Stated goal —
Produce an exact copy of all the records.

Data listing —
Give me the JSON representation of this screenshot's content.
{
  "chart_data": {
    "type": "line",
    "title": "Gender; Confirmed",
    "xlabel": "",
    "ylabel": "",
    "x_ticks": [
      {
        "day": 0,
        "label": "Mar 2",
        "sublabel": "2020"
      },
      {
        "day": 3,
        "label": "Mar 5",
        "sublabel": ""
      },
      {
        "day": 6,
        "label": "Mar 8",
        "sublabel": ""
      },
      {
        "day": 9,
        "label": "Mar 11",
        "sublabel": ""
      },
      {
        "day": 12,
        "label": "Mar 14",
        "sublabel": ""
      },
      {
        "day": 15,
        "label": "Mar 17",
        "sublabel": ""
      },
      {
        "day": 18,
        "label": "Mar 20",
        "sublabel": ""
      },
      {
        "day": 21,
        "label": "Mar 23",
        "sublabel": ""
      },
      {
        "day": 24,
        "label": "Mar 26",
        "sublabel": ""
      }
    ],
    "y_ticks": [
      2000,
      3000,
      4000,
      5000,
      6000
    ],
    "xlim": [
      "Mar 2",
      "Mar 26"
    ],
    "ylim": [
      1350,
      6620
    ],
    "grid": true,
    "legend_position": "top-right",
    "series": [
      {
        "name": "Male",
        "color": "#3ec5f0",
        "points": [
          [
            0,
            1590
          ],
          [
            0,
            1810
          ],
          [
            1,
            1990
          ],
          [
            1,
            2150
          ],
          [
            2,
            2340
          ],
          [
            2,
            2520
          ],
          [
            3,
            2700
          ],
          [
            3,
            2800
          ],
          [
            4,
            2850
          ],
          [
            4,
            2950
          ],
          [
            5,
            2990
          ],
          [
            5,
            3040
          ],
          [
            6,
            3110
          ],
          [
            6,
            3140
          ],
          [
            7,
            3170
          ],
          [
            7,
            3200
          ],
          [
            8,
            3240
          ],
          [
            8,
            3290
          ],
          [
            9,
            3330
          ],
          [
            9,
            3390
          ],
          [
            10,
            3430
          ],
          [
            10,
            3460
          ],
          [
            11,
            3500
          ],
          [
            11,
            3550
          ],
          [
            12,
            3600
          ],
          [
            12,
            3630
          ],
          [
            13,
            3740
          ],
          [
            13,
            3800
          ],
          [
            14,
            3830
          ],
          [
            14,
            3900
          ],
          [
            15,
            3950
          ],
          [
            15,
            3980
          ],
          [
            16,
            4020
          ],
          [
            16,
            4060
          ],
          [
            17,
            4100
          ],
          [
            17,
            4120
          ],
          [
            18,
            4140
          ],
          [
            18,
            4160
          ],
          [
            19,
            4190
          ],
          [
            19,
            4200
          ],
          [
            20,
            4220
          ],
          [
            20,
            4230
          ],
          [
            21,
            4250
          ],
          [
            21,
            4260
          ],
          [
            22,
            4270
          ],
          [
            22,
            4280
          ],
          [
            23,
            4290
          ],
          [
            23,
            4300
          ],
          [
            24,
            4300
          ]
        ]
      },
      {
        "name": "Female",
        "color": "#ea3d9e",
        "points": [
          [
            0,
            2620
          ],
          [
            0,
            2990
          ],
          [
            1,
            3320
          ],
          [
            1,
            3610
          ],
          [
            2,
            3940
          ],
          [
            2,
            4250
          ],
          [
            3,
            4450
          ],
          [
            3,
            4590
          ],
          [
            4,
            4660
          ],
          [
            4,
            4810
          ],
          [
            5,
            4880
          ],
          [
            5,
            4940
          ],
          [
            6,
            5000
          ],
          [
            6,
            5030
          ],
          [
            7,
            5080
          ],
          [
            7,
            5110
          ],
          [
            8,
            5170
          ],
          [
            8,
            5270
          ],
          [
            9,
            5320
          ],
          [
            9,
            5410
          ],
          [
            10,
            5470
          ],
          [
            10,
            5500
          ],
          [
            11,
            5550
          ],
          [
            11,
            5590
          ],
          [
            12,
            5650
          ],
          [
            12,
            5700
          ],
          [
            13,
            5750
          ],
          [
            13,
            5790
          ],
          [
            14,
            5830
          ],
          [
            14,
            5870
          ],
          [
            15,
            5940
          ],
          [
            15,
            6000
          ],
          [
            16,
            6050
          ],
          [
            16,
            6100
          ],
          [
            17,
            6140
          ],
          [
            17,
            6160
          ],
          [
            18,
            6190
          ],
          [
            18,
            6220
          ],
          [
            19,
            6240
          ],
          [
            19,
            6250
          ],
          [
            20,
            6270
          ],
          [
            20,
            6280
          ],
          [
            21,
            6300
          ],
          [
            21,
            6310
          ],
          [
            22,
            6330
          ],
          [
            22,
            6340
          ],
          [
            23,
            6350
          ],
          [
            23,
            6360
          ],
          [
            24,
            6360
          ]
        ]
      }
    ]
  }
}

Reply —
Give me the JSON representation of this screenshot's content.
{
  "chart_data": {
    "type": "line",
    "title": "Gender; Confirmed",
    "xlabel": "",
    "ylabel": "",
    "x_ticks": [
      {
        "day": 0,
        "label": "Mar 2",
        "sublabel": "2020"
      },
      {
        "day": 3,
        "label": "Mar 5",
        "sublabel": ""
      },
      {
        "day": 6,
        "label": "Mar 8",
        "sublabel": ""
      },
      {
        "day": 9,
        "label": "Mar 11",
        "sublabel": ""
      },
      {
        "day": 12,
        "label": "Mar 14",
        "sublabel": ""
      },
      {
        "day": 15,
        "label": "Mar 17",
        "sublabel": ""
      },
      {
        "day": 18,
        "label": "Mar 20",
        "sublabel": ""
      },
      {
        "day": 21,
        "label": "Mar 23",
        "sublabel": ""
      },
      {
        "day": 24,
        "label": "Mar 26",
        "sublabel": ""
      }
    ],
    "y_ticks": [
      2000,
      3000,
      4000,
      5000,
      6000
    ],
    "xlim": [
      "Mar 2",
      "Mar 26"
    ],
    "ylim": [
      1350,
      6620
    ],
    "grid": true,
    "legend_position": "top-right",
    "series": [
      {
        "name": "Male",
        "color": "#3ec5f0",
        "points": [
          [
            0,
            1590
          ],
          [
            0,
            1810
          ],
          [
            1,
            1990
          ],
          [
            1,
            2150
          ],
          [
            2,
            2340
          ],
          [
            2,
            2520
          ],
          [
            3,
            2700
          ],
          [
            3,
            2800
          ],
          [
            4,
            2850
          ],
          [
            4,
            2950
          ],
          [
            5,
            2990
          ],
          [
            5,
            3040
          ],
          [
            6,
            3110
          ],
          [
            6,
            3140
          ],
          [
            7,
            3170
          ],
          [
            7,
            3200
          ],
          [
            8,
            3240
          ],
          [
            8,
            3290
          ],
          [
            9,
            3330
          ],
          [
            9,
            3390
          ],
          [
            10,
            3430
          ],
          [
            10,
            3460
          ],
          [
            11,
            3500
          ],
          [
            11,
            3550
          ],
          [
            12,
            3600
          ],
          [
            12,
            3630
          ],
          [
            13,
            3740
          ],
          [
            13,
            3800
          ],
          [
            14,
            3830
          ],
          [
            14,
            3900
          ],
          [
            15,
            3950
          ],
          [
            15,
            3980
          ],
          [
            16,
            4020
          ],
          [
            16,
            4060
          ],
          [
            17,
            4100
          ],
          [
            17,
            4120
          ],
          [
            18,
            4140
          ],
          [
            18,
            4160
          ],
          [
            19,
            4190
          ],
          [
            19,
            4200
          ],
          [
            20,
            4220
          ],
          [
            20,
            4230
          ],
          [
            21,
            4250
          ],
          [
            21,
            4260
          ],
          [
            22,
            4270
          ],
          [
            22,
            4280
          ],
          [
            23,
            4290
          ],
          [
            23,
            4300
          ],
          [
            24,
            4300
          ]
        ]
      },
      {
        "name": "Female",
        "color": "#ea3d9e",
        "points": [
          [
            0,
            2620
          ],
          [
            0,
            2990
          ],
          [
            1,
            3320
          ],
          [
            1,
            3610
          ],
          [
            2,
            3940
          ],
          [
            2,
            4250
          ],
          [
            3,
            4450
          ],
          [
            3,
            4590
          ],
          [
            4,
            4660
          ],
          [
            4,
            4810
          ],
          [
            5,
            4880
          ],
          [
            5,
            4940
          ],
          [
            6,
            5000
          ],
          [
            6,
            5030
          ],
          [
            7,
            5080
          ],
          [
            7,
            5110
          ],
          [
            8,
            5170
          ],
          [
            8,
            5270
          ],
          [
            9,
            5320
          ],
          [
            9,
            5410
          ],
          [
            10,
            5470
          ],
          [
            10,
            5500
          ],
          [
            11,
            5550
          ],
          [
            11,
            5590
          ],
          [
            12,
            5650
          ],
          [
            12,
            5700
          ],
          [
            13,
            5750
          ],
          [
            13,
            5790
          ],
          [
            14,
            5830
          ],
          [
            14,
            5870
          ],
          [
            15,
            5940
          ],
          [
            15,
            6000
          ],
          [
            16,
            6050
          ],
          [
            16,
            6100
          ],
          [
            17,
            6140
          ],
          [
            17,
            6160
          ],
          [
            18,
            6190
          ],
          [
            18,
            6220
          ],
          [
            19,
            6240
          ],
          [
            19,
            6250
          ],
          [
            20,
            6270
          ],
          [
            20,
            6280
          ],
          [
            21,
            6300
          ],
          [
            21,
            6310
          ],
          [
            22,
            6330
          ],
          [
            22,
            6340
          ],
          [
            23,
            6350
          ],
          [
            23,
            6360
          ],
          [
            24,
            6360
          ]
        ]
      }
    ]
  }
}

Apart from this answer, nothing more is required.